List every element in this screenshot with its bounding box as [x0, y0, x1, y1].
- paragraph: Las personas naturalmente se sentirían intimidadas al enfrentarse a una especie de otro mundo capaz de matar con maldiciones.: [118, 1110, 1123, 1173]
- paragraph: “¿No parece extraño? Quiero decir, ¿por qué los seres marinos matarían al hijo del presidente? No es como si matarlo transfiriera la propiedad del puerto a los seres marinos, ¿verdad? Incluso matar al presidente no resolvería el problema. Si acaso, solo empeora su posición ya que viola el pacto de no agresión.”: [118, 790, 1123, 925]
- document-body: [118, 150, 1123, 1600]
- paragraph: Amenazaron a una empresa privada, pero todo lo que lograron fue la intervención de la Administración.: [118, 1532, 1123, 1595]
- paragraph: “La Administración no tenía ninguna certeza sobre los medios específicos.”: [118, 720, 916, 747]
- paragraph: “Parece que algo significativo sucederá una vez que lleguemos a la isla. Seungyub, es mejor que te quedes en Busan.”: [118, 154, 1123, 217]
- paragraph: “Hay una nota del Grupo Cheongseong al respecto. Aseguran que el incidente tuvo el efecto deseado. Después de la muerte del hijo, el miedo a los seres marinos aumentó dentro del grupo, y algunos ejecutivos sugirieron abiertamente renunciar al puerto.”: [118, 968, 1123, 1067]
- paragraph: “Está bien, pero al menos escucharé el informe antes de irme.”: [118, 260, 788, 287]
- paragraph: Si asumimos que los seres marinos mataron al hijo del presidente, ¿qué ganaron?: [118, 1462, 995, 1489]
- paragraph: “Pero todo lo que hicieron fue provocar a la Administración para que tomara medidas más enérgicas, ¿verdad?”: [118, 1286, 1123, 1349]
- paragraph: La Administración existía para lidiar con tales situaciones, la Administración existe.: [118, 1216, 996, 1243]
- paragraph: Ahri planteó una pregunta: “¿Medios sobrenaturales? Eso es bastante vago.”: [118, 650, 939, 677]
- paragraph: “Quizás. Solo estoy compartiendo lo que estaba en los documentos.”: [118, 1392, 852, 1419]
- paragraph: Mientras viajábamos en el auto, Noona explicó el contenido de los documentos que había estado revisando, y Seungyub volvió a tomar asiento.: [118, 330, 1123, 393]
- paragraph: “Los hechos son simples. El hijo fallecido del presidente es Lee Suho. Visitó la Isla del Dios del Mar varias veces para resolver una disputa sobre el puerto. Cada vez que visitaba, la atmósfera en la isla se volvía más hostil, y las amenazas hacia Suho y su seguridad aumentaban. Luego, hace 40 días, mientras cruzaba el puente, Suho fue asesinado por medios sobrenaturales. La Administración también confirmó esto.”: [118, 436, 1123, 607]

▶ **THE REQUEST**: Print every one of the rows above again, word for word and in the same order.

▶ **FINAL RESULT**:
List every element in this screenshot with its bounding box as [x0, y0, x1, y1].
- paragraph: Las personas naturalmente se sentirían intimidadas al enfrentarse a una especie de otro mundo capaz de matar con maldiciones.: [118, 1110, 1123, 1173]
- paragraph: “¿No parece extraño? Quiero decir, ¿por qué los seres marinos matarían al hijo del presidente? No es como si matarlo transfiriera la propiedad del puerto a los seres marinos, ¿verdad? Incluso matar al presidente no resolvería el problema. Si acaso, solo empeora su posición ya que viola el pacto de no agresión.”: [118, 790, 1123, 925]
- document-body: [118, 150, 1123, 1600]
- paragraph: Amenazaron a una empresa privada, pero todo lo que lograron fue la intervención de la Administración.: [118, 1532, 1123, 1595]
- paragraph: “La Administración no tenía ninguna certeza sobre los medios específicos.”: [118, 720, 916, 747]
- paragraph: “Parece que algo significativo sucederá una vez que lleguemos a la isla. Seungyub, es mejor que te quedes en Busan.”: [118, 154, 1123, 217]
- paragraph: “Hay una nota del Grupo Cheongseong al respecto. Aseguran que el incidente tuvo el efecto deseado. Después de la muerte del hijo, el miedo a los seres marinos aumentó dentro del grupo, y algunos ejecutivos sugirieron abiertamente renunciar al puerto.”: [118, 968, 1123, 1067]
- paragraph: “Está bien, pero al menos escucharé el informe antes de irme.”: [118, 260, 788, 287]
- paragraph: Si asumimos que los seres marinos mataron al hijo del presidente, ¿qué ganaron?: [118, 1462, 995, 1489]
- paragraph: “Pero todo lo que hicieron fue provocar a la Administración para que tomara medidas más enérgicas, ¿verdad?”: [118, 1286, 1123, 1349]
- paragraph: La Administración existía para lidiar con tales situaciones, la Administración existe.: [118, 1216, 996, 1243]
- paragraph: Ahri planteó una pregunta: “¿Medios sobrenaturales? Eso es bastante vago.”: [118, 650, 939, 677]
- paragraph: “Quizás. Solo estoy compartiendo lo que estaba en los documentos.”: [118, 1392, 852, 1419]
- paragraph: Mientras viajábamos en el auto, Noona explicó el contenido de los documentos que había estado revisando, y Seungyub volvió a tomar asiento.: [118, 330, 1123, 393]
- paragraph: “Los hechos son simples. El hijo fallecido del presidente es Lee Suho. Visitó la Isla del Dios del Mar varias veces para resolver una disputa sobre el puerto. Cada vez que visitaba, la atmósfera en la isla se volvía más hostil, y las amenazas hacia Suho y su seguridad aumentaban. Luego, hace 40 días, mientras cruzaba el puente, Suho fue asesinado por medios sobrenaturales. La Administración también confirmó esto.”: [118, 436, 1123, 607]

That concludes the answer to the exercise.